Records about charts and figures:
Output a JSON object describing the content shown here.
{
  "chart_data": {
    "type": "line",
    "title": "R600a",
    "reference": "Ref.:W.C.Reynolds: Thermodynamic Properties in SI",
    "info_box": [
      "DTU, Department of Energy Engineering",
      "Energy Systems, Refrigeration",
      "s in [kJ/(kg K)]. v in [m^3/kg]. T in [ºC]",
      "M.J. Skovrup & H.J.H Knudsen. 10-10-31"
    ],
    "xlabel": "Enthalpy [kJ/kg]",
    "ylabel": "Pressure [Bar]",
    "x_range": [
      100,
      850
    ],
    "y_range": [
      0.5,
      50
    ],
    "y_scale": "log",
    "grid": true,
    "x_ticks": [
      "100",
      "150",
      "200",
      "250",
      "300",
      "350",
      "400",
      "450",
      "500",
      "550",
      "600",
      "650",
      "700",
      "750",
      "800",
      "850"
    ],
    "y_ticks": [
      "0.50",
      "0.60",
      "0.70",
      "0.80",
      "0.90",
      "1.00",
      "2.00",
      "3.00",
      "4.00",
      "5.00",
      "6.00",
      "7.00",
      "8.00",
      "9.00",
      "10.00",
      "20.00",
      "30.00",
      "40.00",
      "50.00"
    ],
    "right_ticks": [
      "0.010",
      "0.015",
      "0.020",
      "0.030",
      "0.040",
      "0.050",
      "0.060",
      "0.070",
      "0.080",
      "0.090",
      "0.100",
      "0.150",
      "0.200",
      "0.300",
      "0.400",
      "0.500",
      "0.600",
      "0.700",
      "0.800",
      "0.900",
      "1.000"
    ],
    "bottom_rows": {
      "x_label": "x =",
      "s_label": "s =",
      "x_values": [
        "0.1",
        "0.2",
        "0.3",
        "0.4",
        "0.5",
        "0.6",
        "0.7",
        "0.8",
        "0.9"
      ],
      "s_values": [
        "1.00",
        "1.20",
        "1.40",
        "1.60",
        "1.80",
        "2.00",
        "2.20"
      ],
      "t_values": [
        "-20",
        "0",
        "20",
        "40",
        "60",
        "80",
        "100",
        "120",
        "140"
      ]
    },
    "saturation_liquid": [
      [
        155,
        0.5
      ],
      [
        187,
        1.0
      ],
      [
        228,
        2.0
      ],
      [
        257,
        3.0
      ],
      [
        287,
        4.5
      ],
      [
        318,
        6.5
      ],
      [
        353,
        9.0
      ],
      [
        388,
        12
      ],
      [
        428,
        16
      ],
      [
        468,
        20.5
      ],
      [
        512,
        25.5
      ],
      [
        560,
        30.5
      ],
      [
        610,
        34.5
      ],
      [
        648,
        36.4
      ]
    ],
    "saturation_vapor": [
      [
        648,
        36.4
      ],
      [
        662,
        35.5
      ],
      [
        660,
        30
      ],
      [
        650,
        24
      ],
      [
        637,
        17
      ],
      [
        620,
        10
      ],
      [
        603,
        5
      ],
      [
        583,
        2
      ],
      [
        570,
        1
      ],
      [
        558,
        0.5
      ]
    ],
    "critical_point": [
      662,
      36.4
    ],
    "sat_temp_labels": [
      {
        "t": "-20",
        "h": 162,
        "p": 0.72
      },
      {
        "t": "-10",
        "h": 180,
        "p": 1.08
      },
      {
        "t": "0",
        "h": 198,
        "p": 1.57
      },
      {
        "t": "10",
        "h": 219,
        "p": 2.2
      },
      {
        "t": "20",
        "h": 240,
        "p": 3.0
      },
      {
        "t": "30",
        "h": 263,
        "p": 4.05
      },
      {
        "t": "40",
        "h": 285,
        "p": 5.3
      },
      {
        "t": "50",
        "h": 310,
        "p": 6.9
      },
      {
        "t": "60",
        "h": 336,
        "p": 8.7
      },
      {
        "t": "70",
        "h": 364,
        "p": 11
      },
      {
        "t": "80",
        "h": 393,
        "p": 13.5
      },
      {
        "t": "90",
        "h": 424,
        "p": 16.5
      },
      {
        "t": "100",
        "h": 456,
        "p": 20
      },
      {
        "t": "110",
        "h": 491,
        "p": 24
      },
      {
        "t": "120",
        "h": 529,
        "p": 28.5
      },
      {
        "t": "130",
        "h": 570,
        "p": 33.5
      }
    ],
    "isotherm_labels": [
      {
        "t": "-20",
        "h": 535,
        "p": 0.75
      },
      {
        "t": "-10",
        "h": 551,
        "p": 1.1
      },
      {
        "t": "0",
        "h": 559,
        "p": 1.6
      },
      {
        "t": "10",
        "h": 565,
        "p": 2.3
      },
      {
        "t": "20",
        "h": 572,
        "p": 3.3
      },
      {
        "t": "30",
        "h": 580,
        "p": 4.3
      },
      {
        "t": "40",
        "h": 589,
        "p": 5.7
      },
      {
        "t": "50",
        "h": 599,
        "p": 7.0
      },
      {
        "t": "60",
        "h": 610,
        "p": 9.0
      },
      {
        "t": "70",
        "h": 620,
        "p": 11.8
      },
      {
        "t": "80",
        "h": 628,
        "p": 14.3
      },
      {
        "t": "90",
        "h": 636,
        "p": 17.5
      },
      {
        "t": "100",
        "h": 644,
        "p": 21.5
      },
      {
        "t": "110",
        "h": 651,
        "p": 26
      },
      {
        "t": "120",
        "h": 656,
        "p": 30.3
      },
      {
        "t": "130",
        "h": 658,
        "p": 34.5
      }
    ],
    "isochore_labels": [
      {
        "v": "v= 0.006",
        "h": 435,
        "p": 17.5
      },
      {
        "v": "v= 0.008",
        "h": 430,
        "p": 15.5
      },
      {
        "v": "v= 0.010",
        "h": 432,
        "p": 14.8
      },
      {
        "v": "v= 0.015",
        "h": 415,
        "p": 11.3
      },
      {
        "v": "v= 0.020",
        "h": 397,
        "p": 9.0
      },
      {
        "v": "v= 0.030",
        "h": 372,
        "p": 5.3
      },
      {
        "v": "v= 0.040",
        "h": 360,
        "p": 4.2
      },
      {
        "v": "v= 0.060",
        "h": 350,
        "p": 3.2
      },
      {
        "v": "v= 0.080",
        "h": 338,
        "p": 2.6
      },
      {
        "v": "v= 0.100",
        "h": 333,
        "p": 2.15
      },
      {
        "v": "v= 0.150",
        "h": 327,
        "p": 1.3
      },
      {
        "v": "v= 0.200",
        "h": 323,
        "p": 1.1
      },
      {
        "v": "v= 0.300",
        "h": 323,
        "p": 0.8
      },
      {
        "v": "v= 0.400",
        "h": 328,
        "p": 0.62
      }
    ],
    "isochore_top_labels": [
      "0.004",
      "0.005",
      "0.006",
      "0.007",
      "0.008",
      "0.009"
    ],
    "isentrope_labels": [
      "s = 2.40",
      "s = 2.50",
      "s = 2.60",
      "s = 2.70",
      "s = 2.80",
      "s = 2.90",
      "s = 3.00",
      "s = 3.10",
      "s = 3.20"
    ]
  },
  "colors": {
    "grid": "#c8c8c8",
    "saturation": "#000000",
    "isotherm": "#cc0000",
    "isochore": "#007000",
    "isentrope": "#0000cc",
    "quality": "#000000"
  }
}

### Exercise prompt
From the data, list each line in which the string "Energy" appears.

### Problem solution
      "DTU, Department of Energy Engineering",
      "Energy Systems, Refrigeration",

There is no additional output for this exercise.